● **Set task**: Pick out every line in the records that contains the string "connecting" and copy each one in full. Case counts, so a match must have the same capital and lowercase letters.

[Stored data entries]

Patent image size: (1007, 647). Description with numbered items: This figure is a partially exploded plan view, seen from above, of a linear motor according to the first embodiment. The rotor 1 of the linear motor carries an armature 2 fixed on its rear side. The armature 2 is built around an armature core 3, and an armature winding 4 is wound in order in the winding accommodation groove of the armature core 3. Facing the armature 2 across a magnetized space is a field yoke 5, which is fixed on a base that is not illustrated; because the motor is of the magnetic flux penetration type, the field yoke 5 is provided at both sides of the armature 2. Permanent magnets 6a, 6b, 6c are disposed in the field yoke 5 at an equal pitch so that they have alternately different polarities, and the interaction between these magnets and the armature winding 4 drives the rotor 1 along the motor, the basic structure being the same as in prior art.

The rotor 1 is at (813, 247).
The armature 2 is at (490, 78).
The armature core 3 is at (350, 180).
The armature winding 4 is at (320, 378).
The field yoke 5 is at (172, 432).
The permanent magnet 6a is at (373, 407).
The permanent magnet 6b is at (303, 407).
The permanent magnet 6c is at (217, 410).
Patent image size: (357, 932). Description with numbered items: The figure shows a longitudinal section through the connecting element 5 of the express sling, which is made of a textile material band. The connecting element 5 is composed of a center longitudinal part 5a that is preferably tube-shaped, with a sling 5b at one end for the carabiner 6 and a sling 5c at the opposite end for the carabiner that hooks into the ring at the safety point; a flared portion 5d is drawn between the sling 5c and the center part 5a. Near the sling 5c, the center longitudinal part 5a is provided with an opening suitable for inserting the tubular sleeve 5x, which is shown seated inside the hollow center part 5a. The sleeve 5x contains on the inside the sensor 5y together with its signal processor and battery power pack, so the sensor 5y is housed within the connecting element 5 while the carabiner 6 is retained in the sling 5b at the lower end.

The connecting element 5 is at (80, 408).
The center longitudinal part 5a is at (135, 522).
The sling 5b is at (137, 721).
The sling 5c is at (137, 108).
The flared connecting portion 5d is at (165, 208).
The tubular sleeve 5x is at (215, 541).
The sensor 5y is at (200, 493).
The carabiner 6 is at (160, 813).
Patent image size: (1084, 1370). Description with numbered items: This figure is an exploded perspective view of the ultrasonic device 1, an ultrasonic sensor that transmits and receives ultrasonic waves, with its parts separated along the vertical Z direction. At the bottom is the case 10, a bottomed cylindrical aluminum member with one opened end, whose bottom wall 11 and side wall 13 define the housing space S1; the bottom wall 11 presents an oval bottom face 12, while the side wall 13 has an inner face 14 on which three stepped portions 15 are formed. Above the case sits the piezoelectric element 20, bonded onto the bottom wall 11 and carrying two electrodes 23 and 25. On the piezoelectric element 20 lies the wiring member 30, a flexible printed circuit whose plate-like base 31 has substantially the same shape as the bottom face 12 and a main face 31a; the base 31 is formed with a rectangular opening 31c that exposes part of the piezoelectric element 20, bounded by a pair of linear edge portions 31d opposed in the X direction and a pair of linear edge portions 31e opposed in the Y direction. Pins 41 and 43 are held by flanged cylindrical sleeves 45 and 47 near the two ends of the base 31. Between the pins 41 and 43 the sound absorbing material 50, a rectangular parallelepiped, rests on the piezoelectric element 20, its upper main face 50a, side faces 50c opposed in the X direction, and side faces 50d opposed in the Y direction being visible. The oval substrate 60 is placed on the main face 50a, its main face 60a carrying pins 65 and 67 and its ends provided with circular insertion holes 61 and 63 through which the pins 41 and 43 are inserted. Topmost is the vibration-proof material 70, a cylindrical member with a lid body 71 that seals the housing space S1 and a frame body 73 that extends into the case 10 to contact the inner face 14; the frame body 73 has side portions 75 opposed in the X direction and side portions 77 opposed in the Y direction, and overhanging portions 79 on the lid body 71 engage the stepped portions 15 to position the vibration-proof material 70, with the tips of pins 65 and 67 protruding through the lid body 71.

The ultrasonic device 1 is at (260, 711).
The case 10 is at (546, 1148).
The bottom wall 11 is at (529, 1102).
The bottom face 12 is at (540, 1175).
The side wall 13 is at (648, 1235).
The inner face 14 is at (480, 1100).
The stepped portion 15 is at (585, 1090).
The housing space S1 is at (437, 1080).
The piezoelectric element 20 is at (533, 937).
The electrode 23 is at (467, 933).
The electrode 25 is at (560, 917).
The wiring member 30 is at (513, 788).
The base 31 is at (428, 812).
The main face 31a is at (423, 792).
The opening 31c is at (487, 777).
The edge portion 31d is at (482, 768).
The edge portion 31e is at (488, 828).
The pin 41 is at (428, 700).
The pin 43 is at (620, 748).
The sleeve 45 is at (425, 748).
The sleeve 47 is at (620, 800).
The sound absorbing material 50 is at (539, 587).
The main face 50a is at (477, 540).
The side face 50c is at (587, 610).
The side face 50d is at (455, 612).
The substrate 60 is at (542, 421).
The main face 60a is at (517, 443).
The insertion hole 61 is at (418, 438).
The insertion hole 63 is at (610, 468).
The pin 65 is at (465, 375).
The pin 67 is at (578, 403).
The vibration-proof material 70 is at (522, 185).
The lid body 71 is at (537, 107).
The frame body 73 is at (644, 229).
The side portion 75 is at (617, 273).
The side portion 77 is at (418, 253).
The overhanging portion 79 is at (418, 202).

● **Written answer**:
Patent image size: (357, 932). Description with numbered items: The figure shows a longitudinal section through the connecting element 5 of the express sling, which is made of a textile material band. The connecting element 5 is composed of a center longitudinal part 5a that is preferably tube-shaped, with a sling 5b at one end for the carabiner 6 and a sling 5c at the opposite end for the carabiner that hooks into the ring at the safety point; a flared portion 5d is drawn between the sling 5c and the center part 5a. Near the sling 5c, the center longitudinal part 5a is provided with an opening suitable for inserting the tubular sleeve 5x, which is shown seated inside the hollow center part 5a. The sleeve 5x contains on the inside the sensor 5y together with its signal processor and battery power pack, so the sensor 5y is housed within the connecting element 5 while the carabiner 6 is retained in the sling 5b at the lower end.
The connecting element 5 is at (80, 408).
The flared connecting portion 5d is at (165, 208).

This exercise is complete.